▶ [Saved entries]:

== == ==

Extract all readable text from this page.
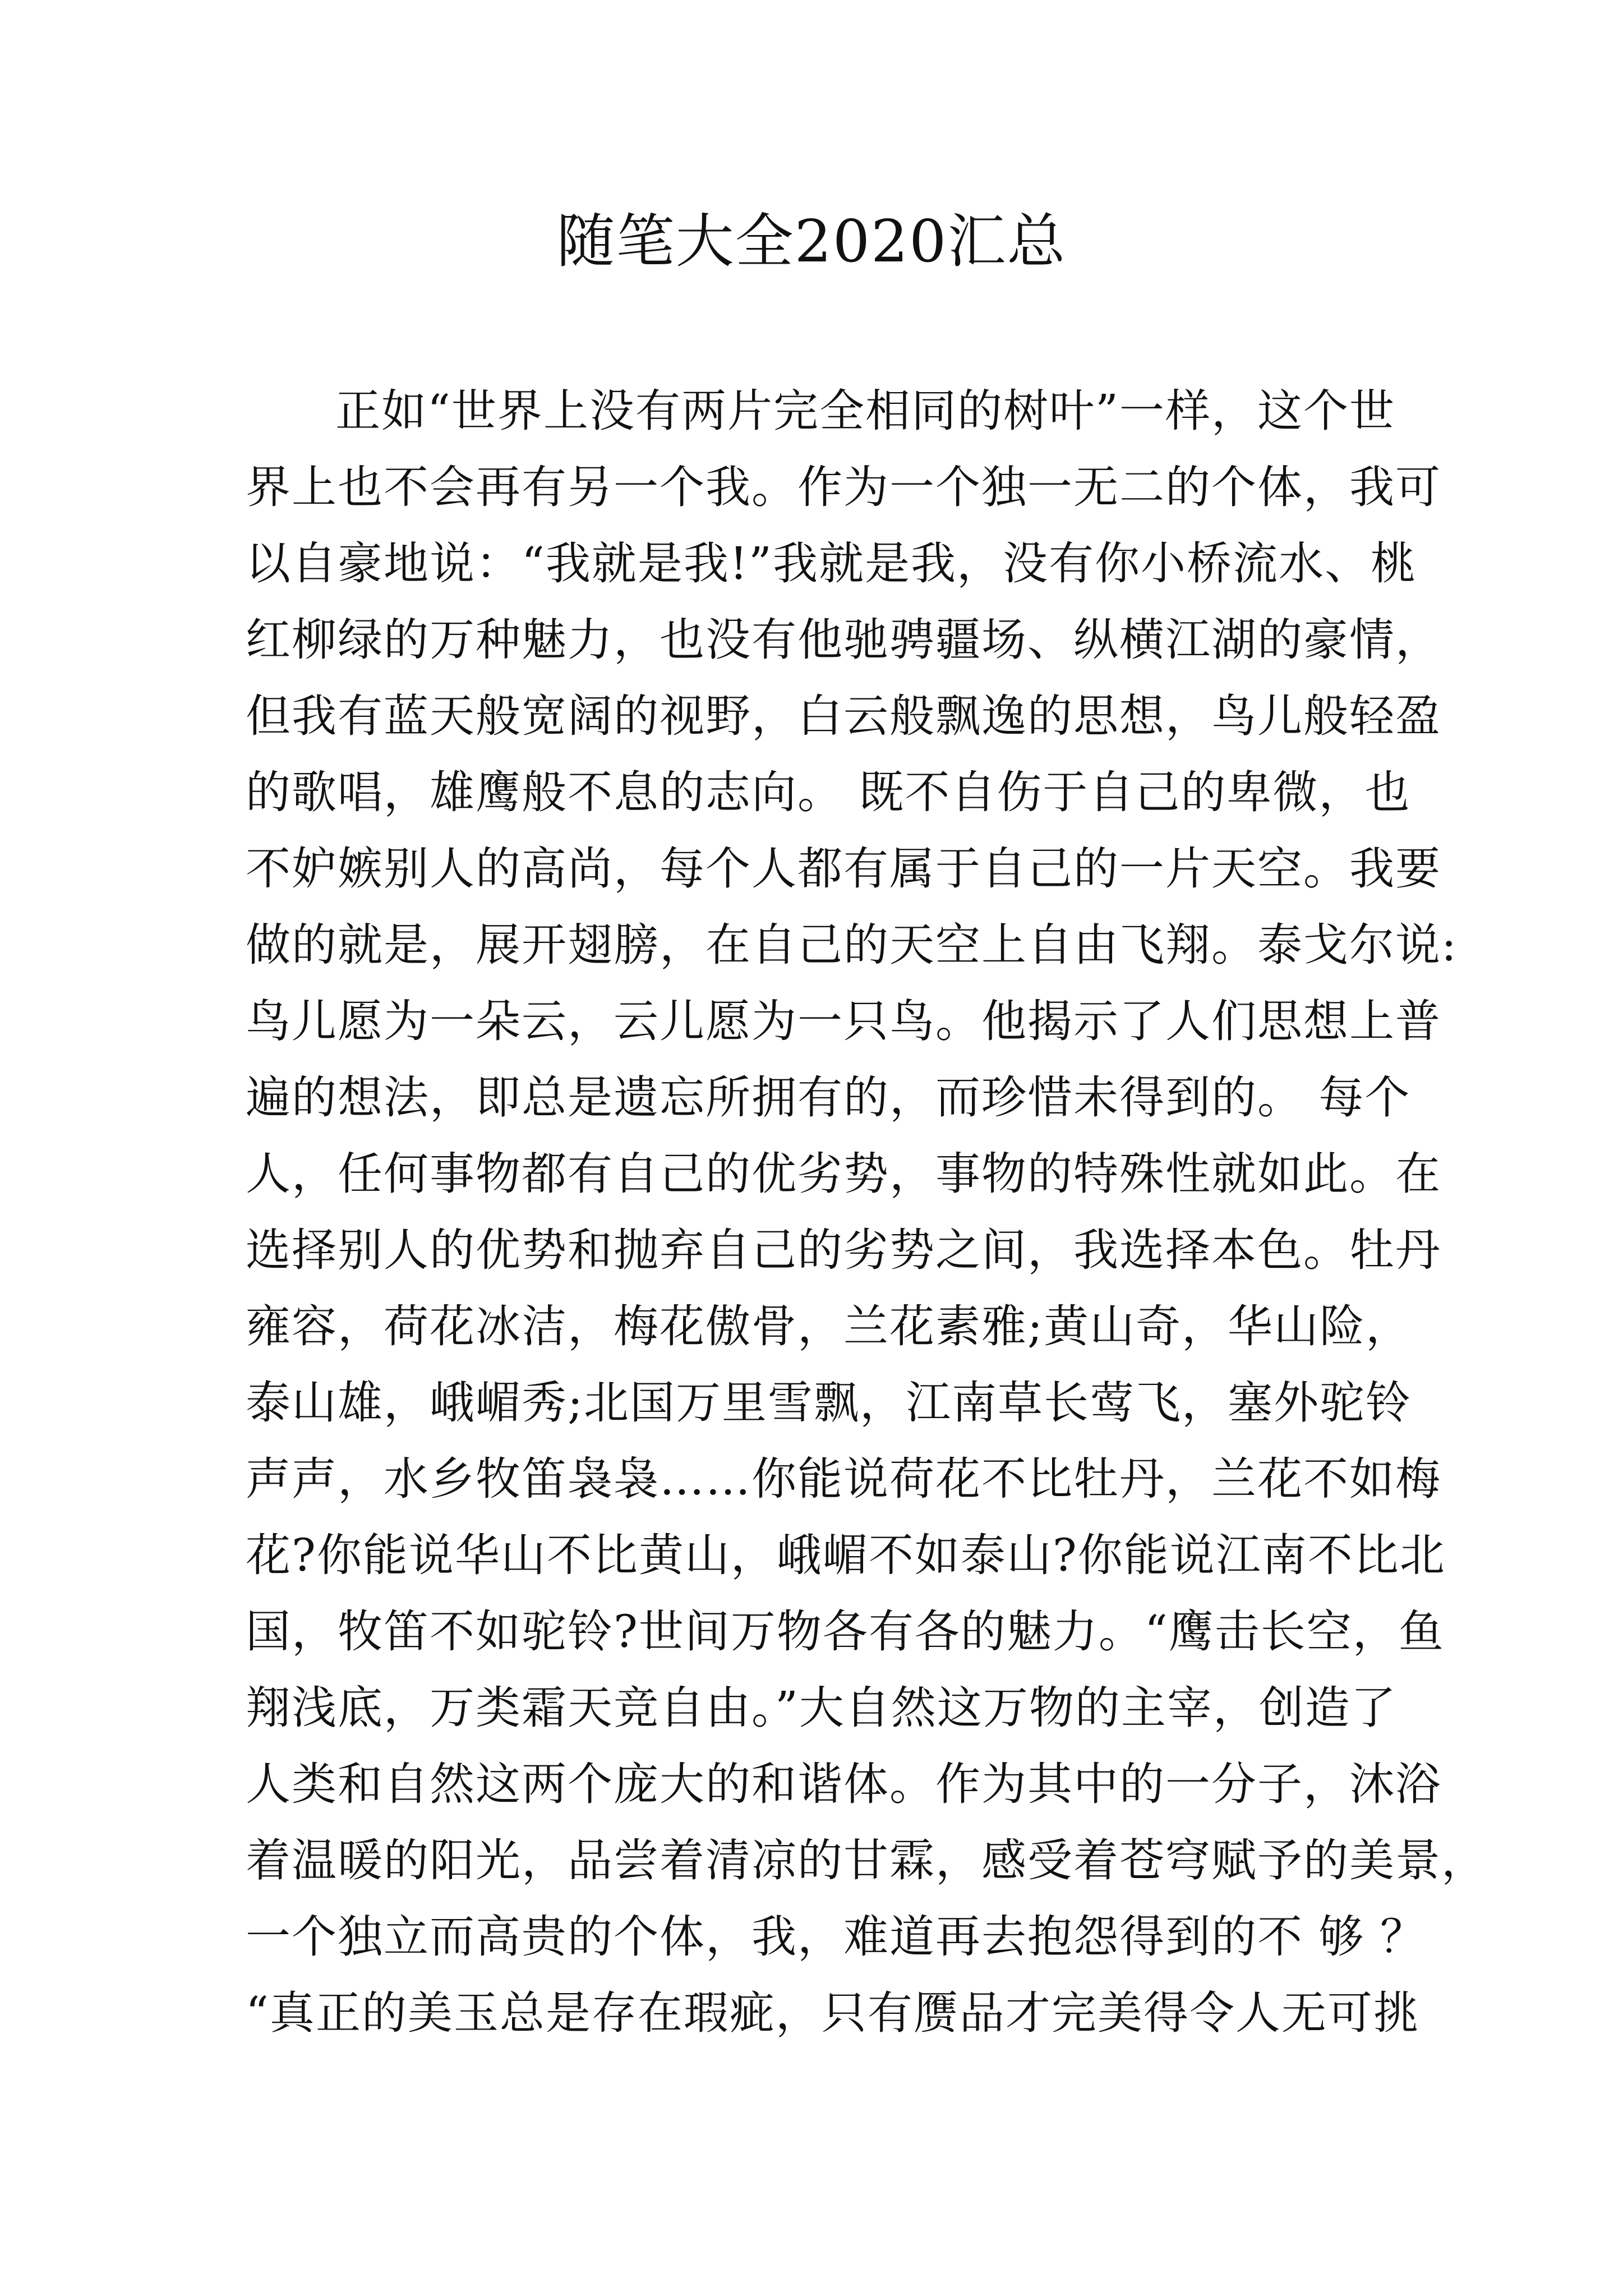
随笔大全2020汇总
正如“世界上没有两片完全相同的树叶”一样，这个世
界上也不会再有另一个我。作为一个独一无二的个体，我可
以自豪地说：“我就是我!”我就是我，没有你小桥流水、桃
红柳绿的万种魅力，也没有他驰骋疆场、纵横江湖的豪情，
但我有蓝天般宽阔的视野，白云般飘逸的思想，鸟儿般轻盈
的歌唱，雄鹰般不息的志向。 既不自伤于自己的卑微，也
不妒嫉别人的高尚，每个人都有属于自己的一片天空。我要
做的就是，展开翅膀，在自己的天空上自由飞翔。泰戈尔说:
鸟儿愿为一朵云，云儿愿为一只鸟。他揭示了人们思想上普
遍的想法，即总是遗忘所拥有的，而珍惜未得到的。 每个
人，任何事物都有自己的优劣势，事物的特殊性就如此。在
选择别人的优势和抛弃自己的劣势之间，我选择本色。牡丹
雍容，荷花冰洁，梅花傲骨，兰花素雅;黄山奇，华山险，
泰山雄，峨嵋秀;北国万里雪飘，江南草长莺飞，塞外驼铃
声声，水乡牧笛袅袅……你能说荷花不比牡丹，兰花不如梅
花?你能说华山不比黄山，峨嵋不如泰山?你能说江南不比北
国，牧笛不如驼铃?世间万物各有各的魅力。“鹰击长空，鱼
翔浅底，万类霜天竞自由。”大自然这万物的主宰，创造了
人类和自然这两个庞大的和谐体。作为其中的一分子，沐浴
着温暖的阳光，品尝着清凉的甘霖，感受着苍穹赋予的美景，
一个独立而高贵的个体，我，难道再去抱怨得到的不 够 ？
“真正的美玉总是存在瑕疵，只有赝品才完美得令人无可挑
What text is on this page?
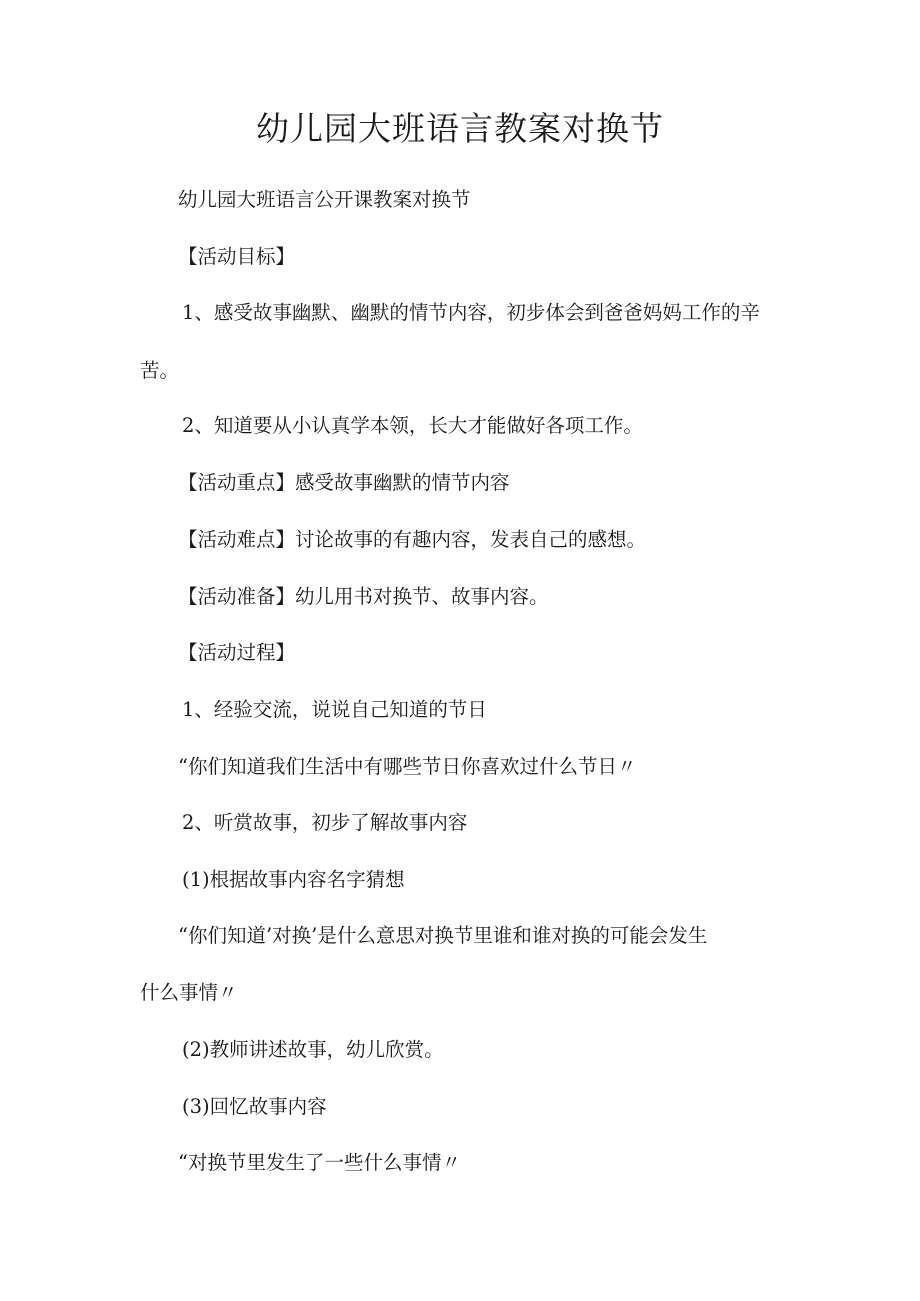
幼儿园大班语言教案对换节
幼儿园大班语言公开课教案对换节
【活动目标】
1、感受故事幽默、幽默的情节内容，初步体会到爸爸妈妈工作的辛
苦。
2、知道要从小认真学本领，长大才能做好各项工作。
【活动重点】感受故事幽默的情节内容
【活动难点】讨论故事的有趣内容，发表自己的感想。
【活动准备】幼儿用书对换节、故事内容。
【活动过程】
1、经验交流，说说自己知道的节日
“你们知道我们生活中有哪些节日你喜欢过什么节日〃
2、听赏故事，初步了解故事内容
(1)根据故事内容名字猜想
“你们知道’对换’是什么意思对换节里谁和谁对换的可能会发生
什么事情〃
(2)教师讲述故事，幼儿欣赏。
(3)回忆故事内容
“对换节里发生了一些什么事情〃
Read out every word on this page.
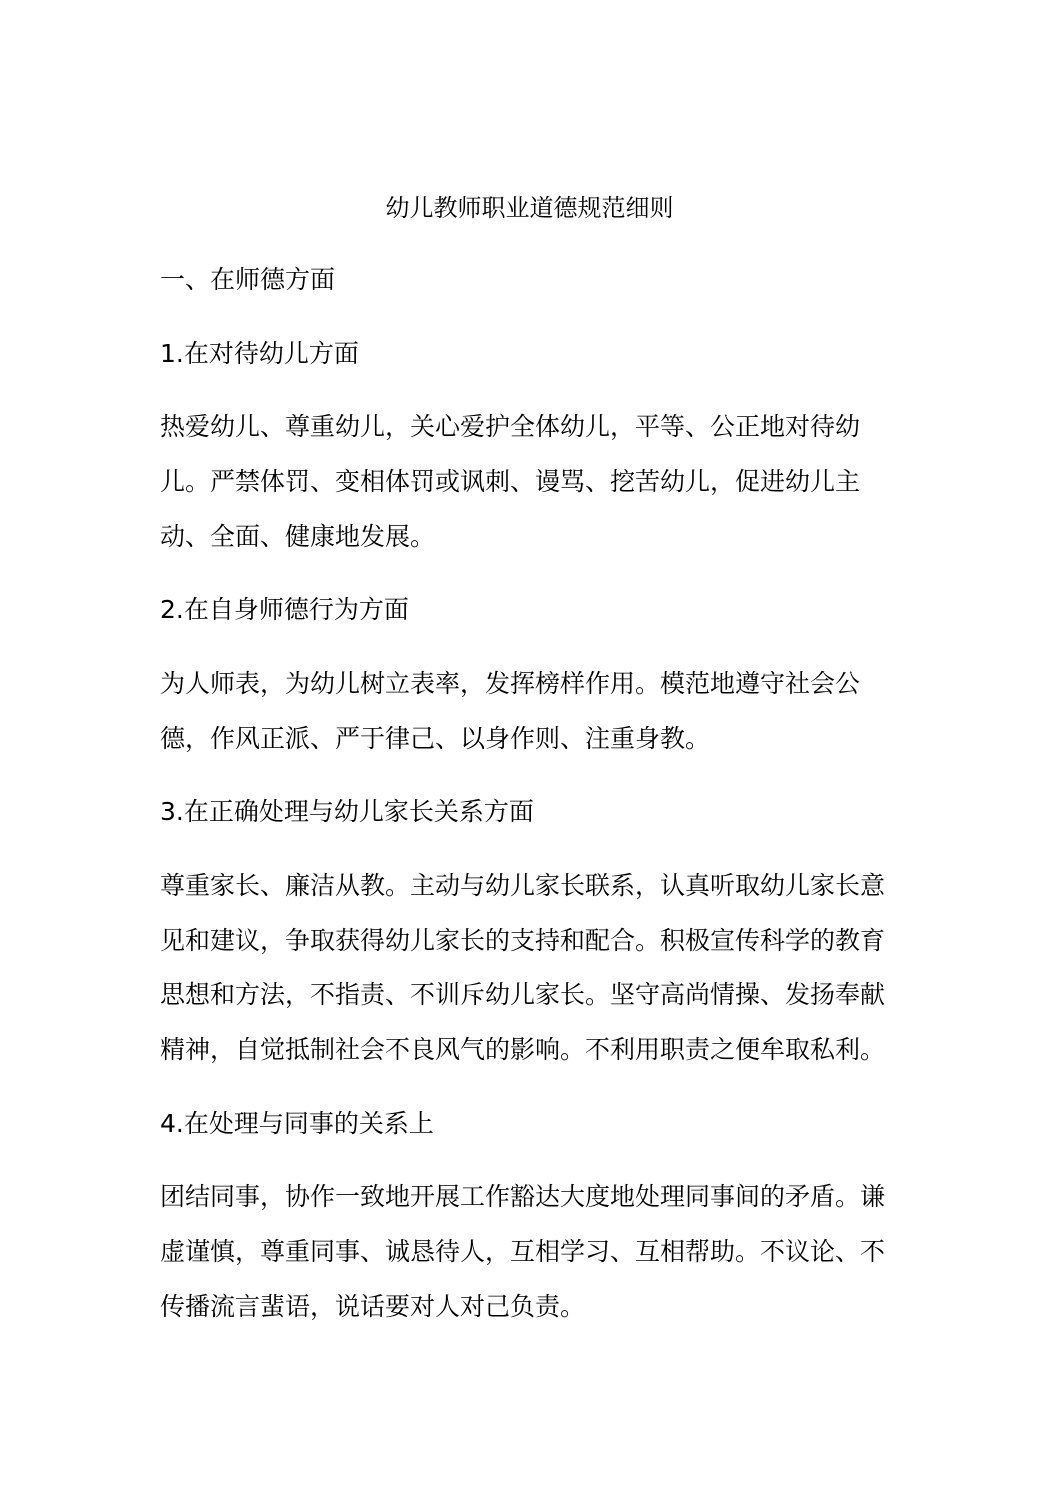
幼儿教师职业道德规范细则
一、在师德方面
1.在对待幼儿方面
热爱幼儿、尊重幼儿，关心爱护全体幼儿，平等、公正地对待幼
儿。严禁体罚、变相体罚或讽刺、谩骂、挖苦幼儿，促进幼儿主
动、全面、健康地发展。
2.在自身师德行为方面
为人师表，为幼儿树立表率，发挥榜样作用。模范地遵守社会公
德，作风正派、严于律己、以身作则、注重身教。
3.在正确处理与幼儿家长关系方面
尊重家长、廉洁从教。主动与幼儿家长联系，认真听取幼儿家长意
见和建议，争取获得幼儿家长的支持和配合。积极宣传科学的教育
思想和方法，不指责、不训斥幼儿家长。坚守高尚情操、发扬奉献
精神，自觉抵制社会不良风气的影响。不利用职责之便牟取私利。
4.在处理与同事的关系上
团结同事，协作一致地开展工作豁达大度地处理同事间的矛盾。谦
虚谨慎，尊重同事、诚恳待人，互相学习、互相帮助。不议论、不
传播流言蜚语，说话要对人对己负责。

== == ==

▶ [Work to do]: Print the whole listing above once more, word for word, without its pictures.

▶ [Result of the task]:
Extract all readable text from this page.
随笔大全2020汇总
正如“世界上没有两片完全相同的树叶”一样，这个世
界上也不会再有另一个我。作为一个独一无二的个体，我可
以自豪地说：“我就是我!”我就是我，没有你小桥流水、桃
红柳绿的万种魅力，也没有他驰骋疆场、纵横江湖的豪情，
但我有蓝天般宽阔的视野，白云般飘逸的思想，鸟儿般轻盈
的歌唱，雄鹰般不息的志向。 既不自伤于自己的卑微，也
不妒嫉别人的高尚，每个人都有属于自己的一片天空。我要
做的就是，展开翅膀，在自己的天空上自由飞翔。泰戈尔说:
鸟儿愿为一朵云，云儿愿为一只鸟。他揭示了人们思想上普
遍的想法，即总是遗忘所拥有的，而珍惜未得到的。 每个
人，任何事物都有自己的优劣势，事物的特殊性就如此。在
选择别人的优势和抛弃自己的劣势之间，我选择本色。牡丹
雍容，荷花冰洁，梅花傲骨，兰花素雅;黄山奇，华山险，
泰山雄，峨嵋秀;北国万里雪飘，江南草长莺飞，塞外驼铃
声声，水乡牧笛袅袅……你能说荷花不比牡丹，兰花不如梅
花?你能说华山不比黄山，峨嵋不如泰山?你能说江南不比北
国，牧笛不如驼铃?世间万物各有各的魅力。“鹰击长空，鱼
翔浅底，万类霜天竞自由。”大自然这万物的主宰，创造了
人类和自然这两个庞大的和谐体。作为其中的一分子，沐浴
着温暖的阳光，品尝着清凉的甘霖，感受着苍穹赋予的美景，
一个独立而高贵的个体，我，难道再去抱怨得到的不 够 ？
“真正的美玉总是存在瑕疵，只有赝品才完美得令人无可挑
What text is on this page?
幼儿园大班语言教案对换节
幼儿园大班语言公开课教案对换节
【活动目标】
1、感受故事幽默、幽默的情节内容，初步体会到爸爸妈妈工作的辛
苦。
2、知道要从小认真学本领，长大才能做好各项工作。
【活动重点】感受故事幽默的情节内容
【活动难点】讨论故事的有趣内容，发表自己的感想。
【活动准备】幼儿用书对换节、故事内容。
【活动过程】
1、经验交流，说说自己知道的节日
“你们知道我们生活中有哪些节日你喜欢过什么节日〃
2、听赏故事，初步了解故事内容
(1)根据故事内容名字猜想
“你们知道’对换’是什么意思对换节里谁和谁对换的可能会发生
什么事情〃
(2)教师讲述故事，幼儿欣赏。
(3)回忆故事内容
“对换节里发生了一些什么事情〃
Read out every word on this page.
幼儿教师职业道德规范细则
一、在师德方面
1.在对待幼儿方面
热爱幼儿、尊重幼儿，关心爱护全体幼儿，平等、公正地对待幼
儿。严禁体罚、变相体罚或讽刺、谩骂、挖苦幼儿，促进幼儿主
动、全面、健康地发展。
2.在自身师德行为方面
为人师表，为幼儿树立表率，发挥榜样作用。模范地遵守社会公
德，作风正派、严于律己、以身作则、注重身教。
3.在正确处理与幼儿家长关系方面
尊重家长、廉洁从教。主动与幼儿家长联系，认真听取幼儿家长意
见和建议，争取获得幼儿家长的支持和配合。积极宣传科学的教育
思想和方法，不指责、不训斥幼儿家长。坚守高尚情操、发扬奉献
精神，自觉抵制社会不良风气的影响。不利用职责之便牟取私利。
4.在处理与同事的关系上
团结同事，协作一致地开展工作豁达大度地处理同事间的矛盾。谦
虚谨慎，尊重同事、诚恳待人，互相学习、互相帮助。不议论、不
传播流言蜚语，说话要对人对己负责。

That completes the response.